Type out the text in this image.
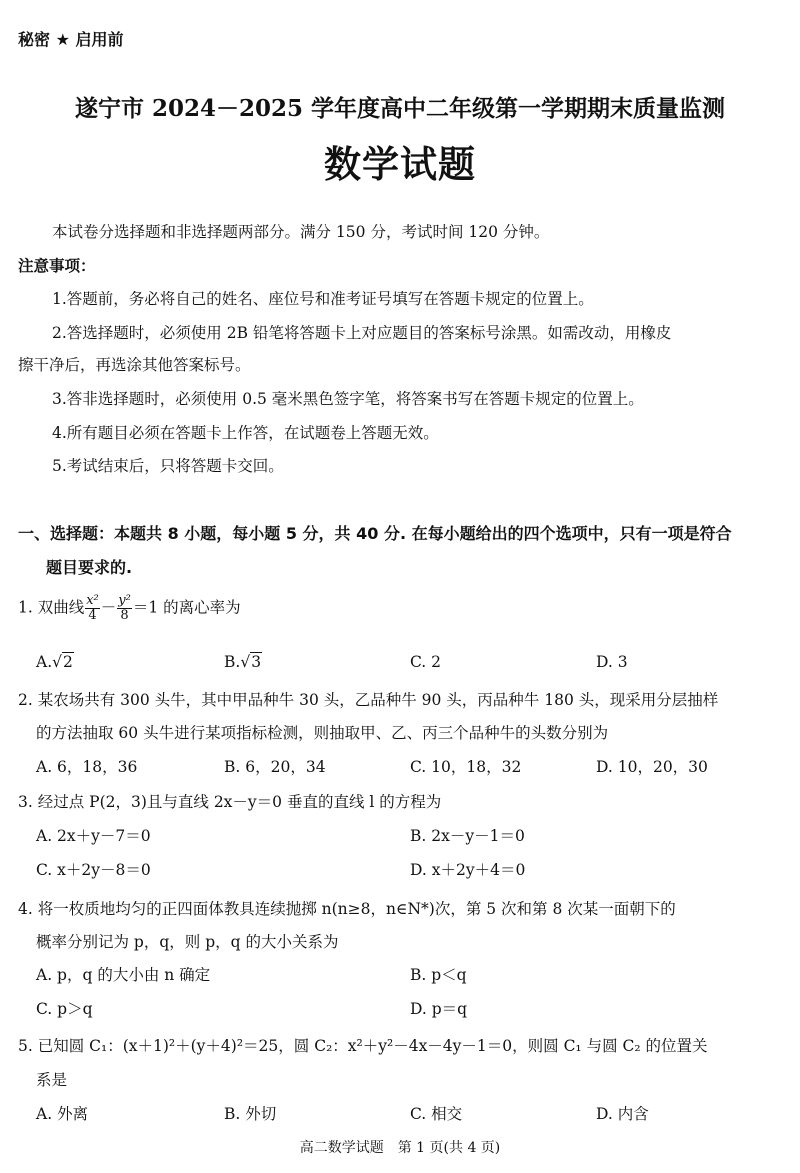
秘密 ★ 启用前
遂宁市 2024－2025 学年度高中二年级第一学期期末质量监测
数学试题
本试卷分选择题和非选择题两部分。满分 150 分，考试时间 120 分钟。
注意事项：
1.答题前，务必将自己的姓名、座位号和准考证号填写在答题卡规定的位置上。
2.答选择题时，必须使用 2B 铅笔将答题卡上对应题目的答案标号涂黑。如需改动，用橡皮
擦干净后，再选涂其他答案标号。
3.答非选择题时，必须使用 0.5 毫米黑色签字笔，将答案书写在答题卡规定的位置上。
4.所有题目必须在答题卡上作答，在试题卷上答题无效。
5.考试结束后，只将答题卡交回。
一、选择题：本题共 8 小题，每小题 5 分，共 40 分. 在每小题给出的四个选项中，只有一项是符合
题目要求的.
1. 双曲线 $\frac{\text{x²}}{4} - \frac{\text{y²}}{8} =1$ 的离心率为
A.√2	B.√3	C. 2	D. 3
2. 某农场共有 300 头牛，其中甲品种牛 30 头，乙品种牛 90 头，丙品种牛 180 头，现采用分层抽样
的方法抽取 60 头牛进行某项指标检测，则抽取甲、乙、丙三个品种牛的头数分别为
A. 6，18，36	B. 6，20，34	C. 10，18，32	D. 10，20，30
3. 经过点 P(2，3)且与直线 2x－y＝0 垂直的直线 l 的方程为
A. 2x＋y－7＝0	B. 2x－y－1＝0
C. x＋2y－8＝0	D. x＋2y＋4＝0
4. 将一枚质地均匀的正四面体教具连续抛掷 n(n≥8，n∈N*)次，第 5 次和第 8 次某一面朝下的
概率分别记为 p，q，则 p，q 的大小关系为
A. p，q 的大小由 n 确定	B. p＜q
C. p＞q	D. p＝q
5. 已知圆 C₁：(x＋1)²＋(y＋4)²＝25，圆 C₂：x²＋y²－4x－4y－1＝0，则圆 C₁ 与圆 C₂ 的位置关
系是
A. 外离	B. 外切	C. 相交	D. 内含
高二数学试题　第 1 页(共 4 页)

- Your instructions -
Search the data above for the string "必须使用" and return every line that has it.

- Result of the exercise -
2.答选择题时，必须使用 2B 铅笔将答题卡上对应题目的答案标号涂黑。如需改动，用橡皮
3.答非选择题时，必须使用 0.5 毫米黑色签字笔，将答案书写在答题卡规定的位置上。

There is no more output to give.